## [Consigne]
Recopiez à l'identique toutes les lignes des enregistrements ci-dessous, du premier au dernier.

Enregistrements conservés
_ _ _ _

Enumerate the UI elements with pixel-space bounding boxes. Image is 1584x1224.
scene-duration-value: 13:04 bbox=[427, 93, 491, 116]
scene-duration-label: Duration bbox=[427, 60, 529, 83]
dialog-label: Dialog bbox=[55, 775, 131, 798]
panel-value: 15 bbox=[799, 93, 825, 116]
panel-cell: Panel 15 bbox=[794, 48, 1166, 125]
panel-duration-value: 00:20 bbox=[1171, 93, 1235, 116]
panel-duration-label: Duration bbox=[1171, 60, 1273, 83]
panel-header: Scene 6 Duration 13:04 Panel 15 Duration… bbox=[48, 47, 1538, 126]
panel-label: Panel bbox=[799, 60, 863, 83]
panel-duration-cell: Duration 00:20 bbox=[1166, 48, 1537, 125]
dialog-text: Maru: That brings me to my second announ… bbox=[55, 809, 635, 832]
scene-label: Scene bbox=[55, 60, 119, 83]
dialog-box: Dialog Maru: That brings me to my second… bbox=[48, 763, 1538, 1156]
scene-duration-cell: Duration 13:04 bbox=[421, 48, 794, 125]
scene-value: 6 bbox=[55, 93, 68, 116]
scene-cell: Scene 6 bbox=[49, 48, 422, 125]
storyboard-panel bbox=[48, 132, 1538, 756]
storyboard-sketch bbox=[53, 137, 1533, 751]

_ _ _ _

## [Réponse ci-dessous]
Enumerate the UI elements with pixel-space bounding boxes. Image is 1584x1224.
scene-duration-value: 13:04 bbox=[427, 93, 491, 116]
scene-duration-label: Duration bbox=[427, 60, 529, 83]
dialog-label: Dialog bbox=[55, 775, 131, 798]
panel-value: 15 bbox=[799, 93, 825, 116]
panel-cell: Panel 15 bbox=[794, 48, 1166, 125]
panel-duration-value: 00:20 bbox=[1171, 93, 1235, 116]
panel-duration-label: Duration bbox=[1171, 60, 1273, 83]
panel-header: Scene 6 Duration 13:04 Panel 15 Duration… bbox=[48, 47, 1538, 126]
panel-label: Panel bbox=[799, 60, 863, 83]
panel-duration-cell: Duration 00:20 bbox=[1166, 48, 1537, 125]
dialog-text: Maru: That brings me to my second announ… bbox=[55, 809, 635, 832]
scene-label: Scene bbox=[55, 60, 119, 83]
dialog-box: Dialog Maru: That brings me to my second… bbox=[48, 763, 1538, 1156]
scene-duration-cell: Duration 13:04 bbox=[421, 48, 794, 125]
scene-value: 6 bbox=[55, 93, 68, 116]
scene-cell: Scene 6 bbox=[49, 48, 422, 125]
storyboard-panel bbox=[48, 132, 1538, 756]
storyboard-sketch bbox=[53, 137, 1533, 751]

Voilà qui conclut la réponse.